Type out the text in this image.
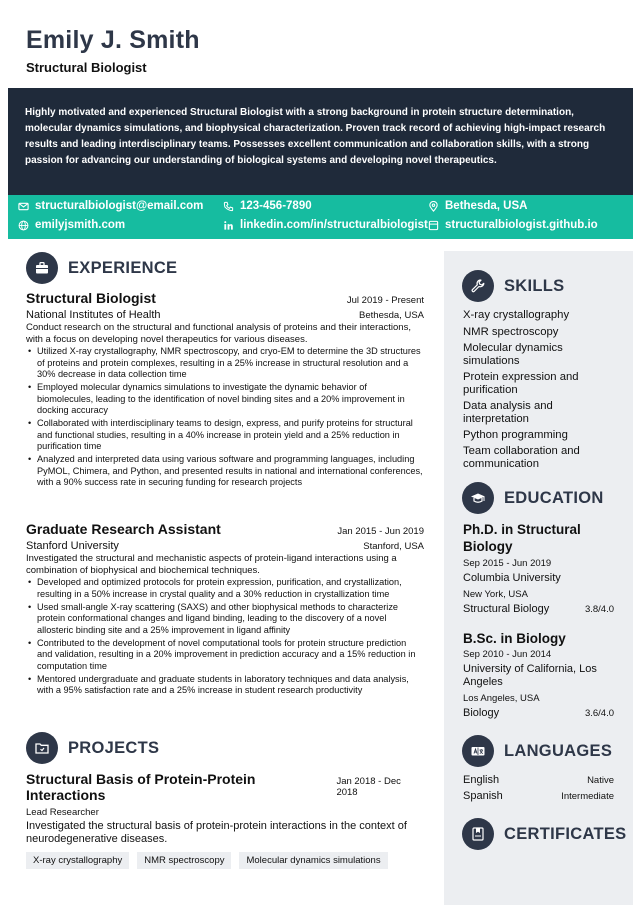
Emily J. Smith
Structural Biologist
Highly motivated and experienced Structural Biologist with a strong background in protein structure determination, molecular dynamics simulations, and biophysical characterization. Proven track record of achieving high-impact research results and leading interdisciplinary teams. Possesses excellent communication and collaboration skills, with a strong passion for advancing our understanding of biological systems and developing novel therapeutics.
structuralbiologist@email.com	123-456-7890	Bethesda, USA
emilyjsmith.com	linkedin.com/in/structuralbiologist structuralbiologist.github.io
EXPERIENCE
Structural Biologist	Jul 2019 - Present
National Institutes of Health	Bethesda, USA
Conduct research on the structural and functional analysis of proteins and their interactions, with a focus on developing novel therapeutics for various diseases.
• Utilized X-ray crystallography, NMR spectroscopy, and cryo-EM to determine the 3D structures of proteins and protein complexes, resulting in a 25% increase in structural resolution and a 30% decrease in data collection time
• Employed molecular dynamics simulations to investigate the dynamic behavior of biomolecules, leading to the identification of novel binding sites and a 20% improvement in docking accuracy
• Collaborated with interdisciplinary teams to design, express, and purify proteins for structural and functional studies, resulting in a 40% increase in protein yield and a 25% reduction in purification time
• Analyzed and interpreted data using various software and programming languages, including PyMOL, Chimera, and Python, and presented results in national and international conferences, with a 90% success rate in securing funding for research projects
Graduate Research Assistant	Jan 2015 - Jun 2019
Stanford University	Stanford, USA
Investigated the structural and mechanistic aspects of protein-ligand interactions using a combination of biophysical and biochemical techniques.
• Developed and optimized protocols for protein expression, purification, and crystallization, resulting in a 50% increase in crystal quality and a 30% reduction in crystallization time
• Used small-angle X-ray scattering (SAXS) and other biophysical methods to characterize protein conformational changes and ligand binding, leading to the discovery of a novel allosteric binding site and a 25% improvement in ligand affinity
• Contributed to the development of novel computational tools for protein structure prediction and validation, resulting in a 20% improvement in prediction accuracy and a 15% reduction in computation time
• Mentored undergraduate and graduate students in laboratory techniques and data analysis, with a 95% satisfaction rate and a 25% increase in student research productivity
PROJECTS
Structural Basis of Protein-Protein Interactions
Jan 2018 - Dec 2018
Lead Researcher
Investigated the structural basis of protein-protein interactions in the context of neurodegenerative diseases.
X-ray crystallography	NMR spectroscopy	Molecular dynamics simulations
SKILLS
X-ray crystallography
NMR spectroscopy
Molecular dynamics simulations
Protein expression and purification
Data analysis and interpretation
Python programming
Team collaboration and communication
EDUCATION
Ph.D. in Structural Biology
Sep 2015 - Jun 2019
Columbia University
New York, USA
Structural Biology	3.8/4.0
B.Sc. in Biology
Sep 2010 - Jun 2014
University of California, Los Angeles
Los Angeles, USA
Biology	3.6/4.0
LANGUAGES
English	Native
Spanish	Intermediate
CERTIFICATES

-.-.-

* [YOUR OBJECTIVE]: Retype the listing exactly. Pictures do not belong in the copy.

* [EXERCISE SOLUTION]:
Type out the text in this image.
Emily J. Smith
Structural Biologist
Highly motivated and experienced Structural Biologist with a strong background in protein structure determination, molecular dynamics simulations, and biophysical characterization. Proven track record of achieving high-impact research results and leading interdisciplinary teams. Possesses excellent communication and collaboration skills, with a strong passion for advancing our understanding of biological systems and developing novel therapeutics.
structuralbiologist@email.com	123-456-7890	Bethesda, USA
emilyjsmith.com	linkedin.com/in/structuralbiologist structuralbiologist.github.io
EXPERIENCE
Structural Biologist	Jul 2019 - Present
National Institutes of Health	Bethesda, USA
Conduct research on the structural and functional analysis of proteins and their interactions, with a focus on developing novel therapeutics for various diseases.
• Utilized X-ray crystallography, NMR spectroscopy, and cryo-EM to determine the 3D structures of proteins and protein complexes, resulting in a 25% increase in structural resolution and a 30% decrease in data collection time
• Employed molecular dynamics simulations to investigate the dynamic behavior of biomolecules, leading to the identification of novel binding sites and a 20% improvement in docking accuracy
• Collaborated with interdisciplinary teams to design, express, and purify proteins for structural and functional studies, resulting in a 40% increase in protein yield and a 25% reduction in purification time
• Analyzed and interpreted data using various software and programming languages, including PyMOL, Chimera, and Python, and presented results in national and international conferences, with a 90% success rate in securing funding for research projects
Graduate Research Assistant	Jan 2015 - Jun 2019
Stanford University	Stanford, USA
Investigated the structural and mechanistic aspects of protein-ligand interactions using a combination of biophysical and biochemical techniques.
• Developed and optimized protocols for protein expression, purification, and crystallization, resulting in a 50% increase in crystal quality and a 30% reduction in crystallization time
• Used small-angle X-ray scattering (SAXS) and other biophysical methods to characterize protein conformational changes and ligand binding, leading to the discovery of a novel allosteric binding site and a 25% improvement in ligand affinity
• Contributed to the development of novel computational tools for protein structure prediction and validation, resulting in a 20% improvement in prediction accuracy and a 15% reduction in computation time
• Mentored undergraduate and graduate students in laboratory techniques and data analysis, with a 95% satisfaction rate and a 25% increase in student research productivity
PROJECTS
Structural Basis of Protein-Protein Interactions
Jan 2018 - Dec 2018
Lead Researcher
Investigated the structural basis of protein-protein interactions in the context of neurodegenerative diseases.
X-ray crystallography	NMR spectroscopy	Molecular dynamics simulations
SKILLS
X-ray crystallography
NMR spectroscopy
Molecular dynamics simulations
Protein expression and purification
Data analysis and interpretation
Python programming
Team collaboration and communication
EDUCATION
Ph.D. in Structural Biology
Sep 2015 - Jun 2019
Columbia University
New York, USA
Structural Biology	3.8/4.0
B.Sc. in Biology
Sep 2010 - Jun 2014
University of California, Los Angeles
Los Angeles, USA
Biology	3.6/4.0
LANGUAGES
English	Native
Spanish	Intermediate
CERTIFICATES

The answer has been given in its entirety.